* WHAT NEEDS TO BE DONE *
Every line that contains "distribution" counts once; give the total number of such lines, with no other words.

* START *

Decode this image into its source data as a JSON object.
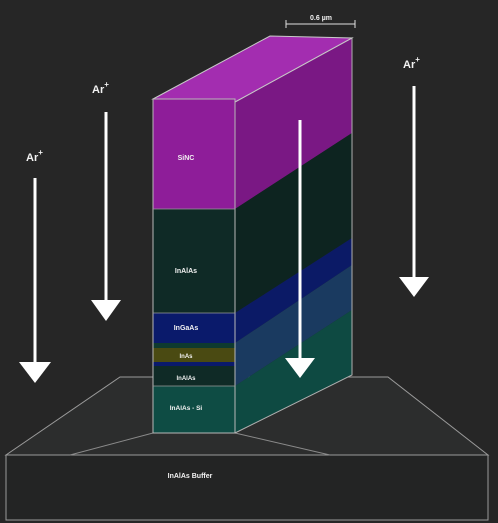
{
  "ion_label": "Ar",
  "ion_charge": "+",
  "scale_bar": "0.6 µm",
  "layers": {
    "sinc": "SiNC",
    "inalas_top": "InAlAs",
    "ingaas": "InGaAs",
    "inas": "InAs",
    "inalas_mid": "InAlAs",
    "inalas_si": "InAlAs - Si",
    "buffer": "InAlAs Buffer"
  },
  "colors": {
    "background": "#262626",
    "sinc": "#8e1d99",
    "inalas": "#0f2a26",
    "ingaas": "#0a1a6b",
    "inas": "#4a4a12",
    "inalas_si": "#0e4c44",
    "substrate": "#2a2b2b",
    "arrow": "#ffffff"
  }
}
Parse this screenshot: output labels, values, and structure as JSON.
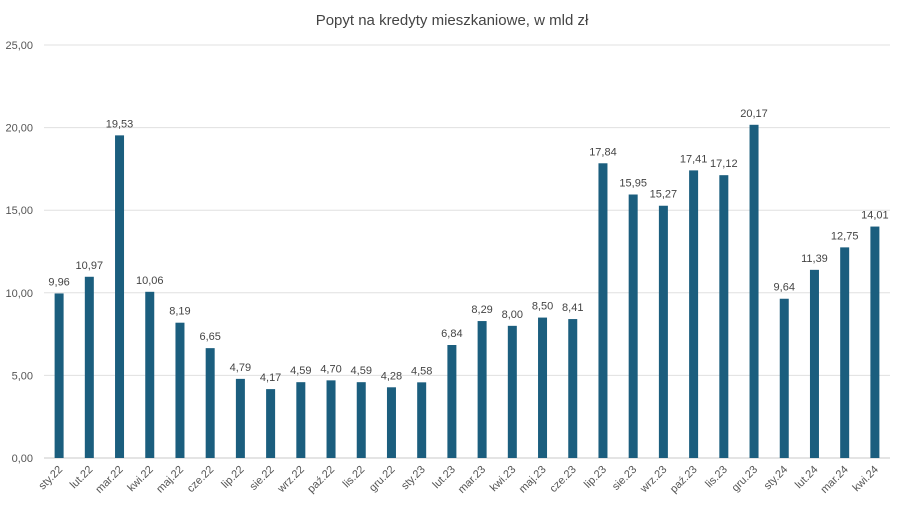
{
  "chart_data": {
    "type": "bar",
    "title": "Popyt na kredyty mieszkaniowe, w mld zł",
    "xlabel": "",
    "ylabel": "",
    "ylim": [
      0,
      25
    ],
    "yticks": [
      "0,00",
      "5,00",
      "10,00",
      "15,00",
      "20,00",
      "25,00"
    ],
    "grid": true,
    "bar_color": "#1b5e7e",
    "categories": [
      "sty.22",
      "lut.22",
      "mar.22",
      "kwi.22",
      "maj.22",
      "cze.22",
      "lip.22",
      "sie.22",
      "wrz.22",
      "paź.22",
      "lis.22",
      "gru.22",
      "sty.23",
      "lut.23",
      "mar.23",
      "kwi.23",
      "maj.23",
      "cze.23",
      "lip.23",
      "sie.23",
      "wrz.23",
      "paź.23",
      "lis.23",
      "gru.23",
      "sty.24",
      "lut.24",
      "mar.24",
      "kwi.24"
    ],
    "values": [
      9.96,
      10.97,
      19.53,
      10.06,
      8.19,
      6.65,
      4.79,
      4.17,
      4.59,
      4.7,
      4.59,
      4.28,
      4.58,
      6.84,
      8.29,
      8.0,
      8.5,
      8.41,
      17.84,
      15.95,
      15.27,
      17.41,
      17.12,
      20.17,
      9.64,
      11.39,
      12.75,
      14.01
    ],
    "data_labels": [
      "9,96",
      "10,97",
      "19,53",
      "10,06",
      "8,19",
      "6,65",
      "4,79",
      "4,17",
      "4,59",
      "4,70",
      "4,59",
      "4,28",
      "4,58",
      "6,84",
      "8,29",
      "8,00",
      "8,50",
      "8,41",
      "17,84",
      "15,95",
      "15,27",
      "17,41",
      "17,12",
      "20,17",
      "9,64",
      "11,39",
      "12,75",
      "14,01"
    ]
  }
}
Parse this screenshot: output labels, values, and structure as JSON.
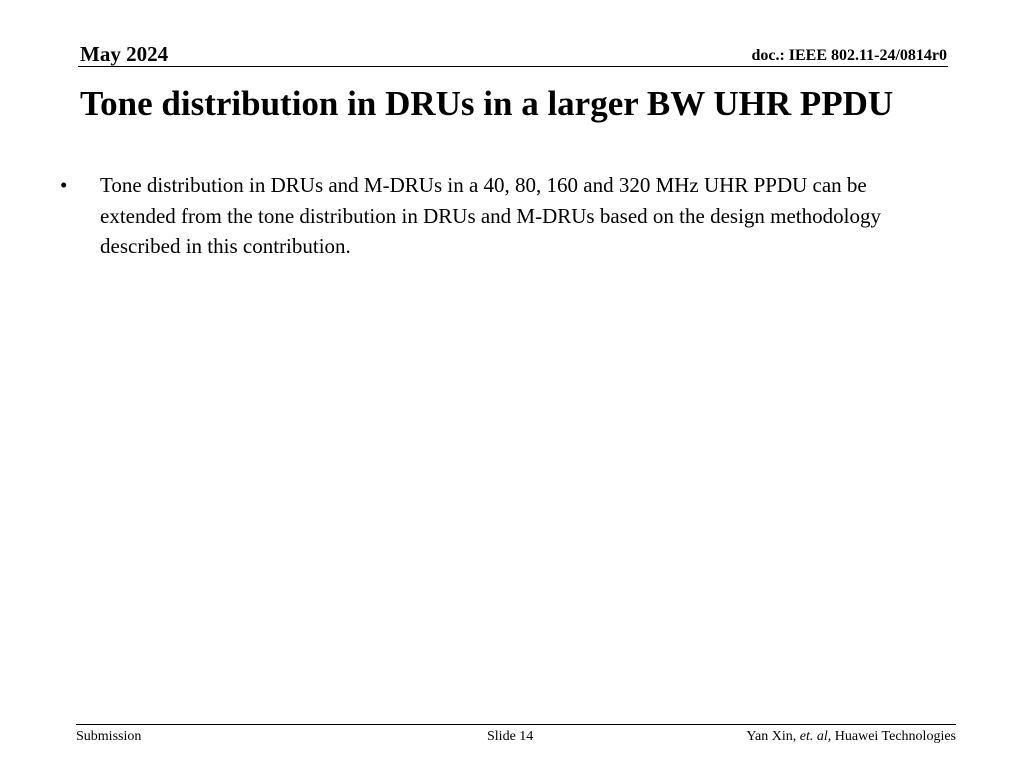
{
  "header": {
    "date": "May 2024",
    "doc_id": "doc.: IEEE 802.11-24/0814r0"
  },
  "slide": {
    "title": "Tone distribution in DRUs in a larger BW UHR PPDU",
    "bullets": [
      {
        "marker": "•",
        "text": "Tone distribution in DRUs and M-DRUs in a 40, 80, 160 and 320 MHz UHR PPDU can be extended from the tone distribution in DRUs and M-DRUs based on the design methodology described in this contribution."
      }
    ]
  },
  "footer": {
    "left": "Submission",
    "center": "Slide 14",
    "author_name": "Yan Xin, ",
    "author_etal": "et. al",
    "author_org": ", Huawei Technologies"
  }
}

* END *

* EXERCISE RESPONSE *
2